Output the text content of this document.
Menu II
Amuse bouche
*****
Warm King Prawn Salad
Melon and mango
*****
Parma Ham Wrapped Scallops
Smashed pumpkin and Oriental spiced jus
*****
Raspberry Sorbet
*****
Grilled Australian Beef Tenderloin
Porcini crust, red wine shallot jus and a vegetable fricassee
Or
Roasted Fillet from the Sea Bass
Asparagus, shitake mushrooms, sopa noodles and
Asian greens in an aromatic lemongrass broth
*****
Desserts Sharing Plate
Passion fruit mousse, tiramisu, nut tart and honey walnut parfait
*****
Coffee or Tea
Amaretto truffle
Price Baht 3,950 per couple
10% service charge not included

* * * * *

The records above must be output exactly, in full.

## Solution to this task
Output the text content of this document.
Menu II
Amuse bouche
*****
Warm King Prawn Salad
Melon and mango
*****
Parma Ham Wrapped Scallops
Smashed pumpkin and Oriental spiced jus
*****
Raspberry Sorbet
*****
Grilled Australian Beef Tenderloin
Porcini crust, red wine shallot jus and a vegetable fricassee
Or
Roasted Fillet from the Sea Bass
Asparagus, shitake mushrooms, sopa noodles and
Asian greens in an aromatic lemongrass broth
*****
Desserts Sharing Plate
Passion fruit mousse, tiramisu, nut tart and honey walnut parfait
*****
Coffee or Tea
Amaretto truffle
Price Baht 3,950 per couple
10% service charge not included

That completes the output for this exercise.